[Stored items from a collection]

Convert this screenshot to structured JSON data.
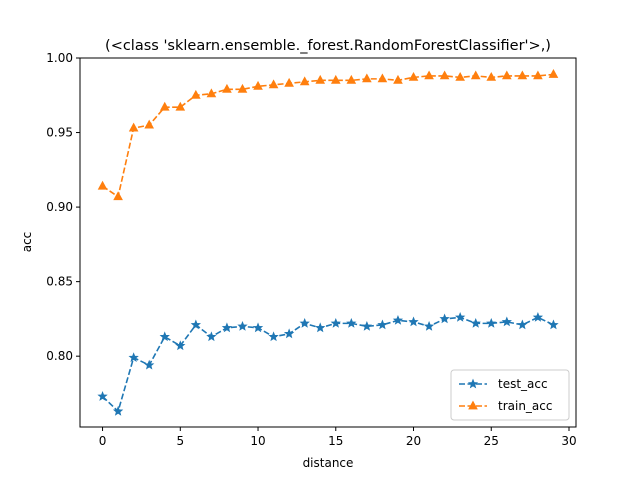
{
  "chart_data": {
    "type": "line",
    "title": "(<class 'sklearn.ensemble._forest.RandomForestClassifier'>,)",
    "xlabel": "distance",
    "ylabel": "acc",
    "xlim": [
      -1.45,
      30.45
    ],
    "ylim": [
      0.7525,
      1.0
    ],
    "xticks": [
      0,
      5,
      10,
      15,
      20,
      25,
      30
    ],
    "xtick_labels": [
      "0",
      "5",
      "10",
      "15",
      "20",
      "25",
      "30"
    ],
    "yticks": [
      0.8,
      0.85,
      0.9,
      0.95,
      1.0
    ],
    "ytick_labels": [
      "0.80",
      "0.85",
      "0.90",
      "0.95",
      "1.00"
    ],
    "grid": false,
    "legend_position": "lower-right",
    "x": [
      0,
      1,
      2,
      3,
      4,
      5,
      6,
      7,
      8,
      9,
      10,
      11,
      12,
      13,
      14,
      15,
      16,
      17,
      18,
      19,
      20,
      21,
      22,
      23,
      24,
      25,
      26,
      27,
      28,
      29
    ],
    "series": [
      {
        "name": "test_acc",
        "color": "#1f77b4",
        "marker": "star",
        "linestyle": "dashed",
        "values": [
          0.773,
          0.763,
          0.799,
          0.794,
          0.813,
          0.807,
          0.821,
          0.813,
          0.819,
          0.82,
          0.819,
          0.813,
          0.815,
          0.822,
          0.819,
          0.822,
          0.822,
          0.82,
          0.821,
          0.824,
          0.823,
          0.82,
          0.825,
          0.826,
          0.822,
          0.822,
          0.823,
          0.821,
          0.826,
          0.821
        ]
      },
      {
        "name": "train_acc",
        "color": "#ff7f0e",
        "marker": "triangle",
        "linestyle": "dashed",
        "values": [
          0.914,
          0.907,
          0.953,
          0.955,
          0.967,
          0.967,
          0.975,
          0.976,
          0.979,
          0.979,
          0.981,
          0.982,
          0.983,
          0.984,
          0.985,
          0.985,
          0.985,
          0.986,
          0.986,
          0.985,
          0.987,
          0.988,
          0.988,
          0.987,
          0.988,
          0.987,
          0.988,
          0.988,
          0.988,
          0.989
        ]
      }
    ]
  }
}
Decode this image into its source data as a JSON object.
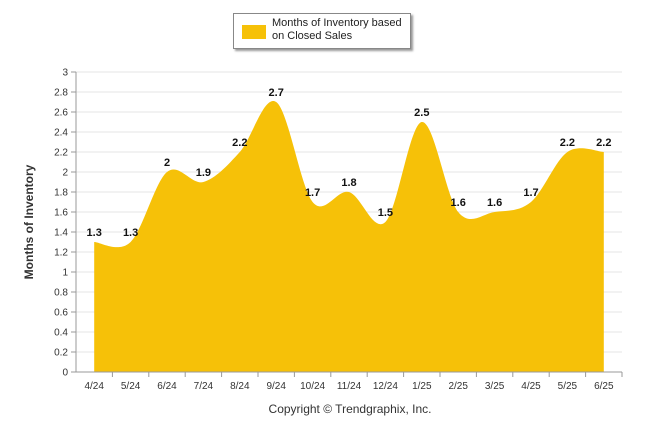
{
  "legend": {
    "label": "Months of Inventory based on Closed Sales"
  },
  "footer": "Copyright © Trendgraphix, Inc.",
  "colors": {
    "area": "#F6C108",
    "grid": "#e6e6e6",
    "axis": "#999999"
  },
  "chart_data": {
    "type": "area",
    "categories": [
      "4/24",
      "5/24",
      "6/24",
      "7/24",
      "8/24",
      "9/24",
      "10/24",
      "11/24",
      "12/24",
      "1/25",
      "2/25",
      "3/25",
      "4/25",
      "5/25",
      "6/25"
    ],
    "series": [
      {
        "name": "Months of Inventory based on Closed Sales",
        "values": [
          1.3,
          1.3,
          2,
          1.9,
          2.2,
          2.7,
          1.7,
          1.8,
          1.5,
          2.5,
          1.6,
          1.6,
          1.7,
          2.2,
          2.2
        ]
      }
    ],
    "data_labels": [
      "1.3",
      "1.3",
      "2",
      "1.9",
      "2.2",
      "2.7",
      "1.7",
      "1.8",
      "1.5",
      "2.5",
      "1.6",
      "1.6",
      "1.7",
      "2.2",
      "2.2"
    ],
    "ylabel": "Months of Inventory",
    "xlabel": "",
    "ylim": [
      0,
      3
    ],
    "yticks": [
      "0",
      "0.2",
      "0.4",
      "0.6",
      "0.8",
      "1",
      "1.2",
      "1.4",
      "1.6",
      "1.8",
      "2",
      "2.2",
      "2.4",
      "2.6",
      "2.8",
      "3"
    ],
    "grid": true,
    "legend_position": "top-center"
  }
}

**What you have to do**
Using the records above, retype everything exactly except the pictures.

**Correct answer**
Convert this screenshot to structured JSON data.
{
  "chart_data": {
    "type": "line",
    "title": "(<class 'sklearn.ensemble._forest.RandomForestClassifier'>,)",
    "xlabel": "distance",
    "ylabel": "acc",
    "xlim": [
      -1.45,
      30.45
    ],
    "ylim": [
      0.7525,
      1.0
    ],
    "xticks": [
      0,
      5,
      10,
      15,
      20,
      25,
      30
    ],
    "xtick_labels": [
      "0",
      "5",
      "10",
      "15",
      "20",
      "25",
      "30"
    ],
    "yticks": [
      0.8,
      0.85,
      0.9,
      0.95,
      1.0
    ],
    "ytick_labels": [
      "0.80",
      "0.85",
      "0.90",
      "0.95",
      "1.00"
    ],
    "grid": false,
    "legend_position": "lower-right",
    "x": [
      0,
      1,
      2,
      3,
      4,
      5,
      6,
      7,
      8,
      9,
      10,
      11,
      12,
      13,
      14,
      15,
      16,
      17,
      18,
      19,
      20,
      21,
      22,
      23,
      24,
      25,
      26,
      27,
      28,
      29
    ],
    "series": [
      {
        "name": "test_acc",
        "color": "#1f77b4",
        "marker": "star",
        "linestyle": "dashed",
        "values": [
          0.773,
          0.763,
          0.799,
          0.794,
          0.813,
          0.807,
          0.821,
          0.813,
          0.819,
          0.82,
          0.819,
          0.813,
          0.815,
          0.822,
          0.819,
          0.822,
          0.822,
          0.82,
          0.821,
          0.824,
          0.823,
          0.82,
          0.825,
          0.826,
          0.822,
          0.822,
          0.823,
          0.821,
          0.826,
          0.821
        ]
      },
      {
        "name": "train_acc",
        "color": "#ff7f0e",
        "marker": "triangle",
        "linestyle": "dashed",
        "values": [
          0.914,
          0.907,
          0.953,
          0.955,
          0.967,
          0.967,
          0.975,
          0.976,
          0.979,
          0.979,
          0.981,
          0.982,
          0.983,
          0.984,
          0.985,
          0.985,
          0.985,
          0.986,
          0.986,
          0.985,
          0.987,
          0.988,
          0.988,
          0.987,
          0.988,
          0.987,
          0.988,
          0.988,
          0.988,
          0.989
        ]
      }
    ]
  }
}
Decode this image into its source data as a JSON object.
{
  "legend": {
    "label": "Months of Inventory based on Closed Sales"
  },
  "footer": "Copyright © Trendgraphix, Inc.",
  "colors": {
    "area": "#F6C108",
    "grid": "#e6e6e6",
    "axis": "#999999"
  },
  "chart_data": {
    "type": "area",
    "categories": [
      "4/24",
      "5/24",
      "6/24",
      "7/24",
      "8/24",
      "9/24",
      "10/24",
      "11/24",
      "12/24",
      "1/25",
      "2/25",
      "3/25",
      "4/25",
      "5/25",
      "6/25"
    ],
    "series": [
      {
        "name": "Months of Inventory based on Closed Sales",
        "values": [
          1.3,
          1.3,
          2,
          1.9,
          2.2,
          2.7,
          1.7,
          1.8,
          1.5,
          2.5,
          1.6,
          1.6,
          1.7,
          2.2,
          2.2
        ]
      }
    ],
    "data_labels": [
      "1.3",
      "1.3",
      "2",
      "1.9",
      "2.2",
      "2.7",
      "1.7",
      "1.8",
      "1.5",
      "2.5",
      "1.6",
      "1.6",
      "1.7",
      "2.2",
      "2.2"
    ],
    "ylabel": "Months of Inventory",
    "xlabel": "",
    "ylim": [
      0,
      3
    ],
    "yticks": [
      "0",
      "0.2",
      "0.4",
      "0.6",
      "0.8",
      "1",
      "1.2",
      "1.4",
      "1.6",
      "1.8",
      "2",
      "2.2",
      "2.4",
      "2.6",
      "2.8",
      "3"
    ],
    "grid": true,
    "legend_position": "top-center"
  }
}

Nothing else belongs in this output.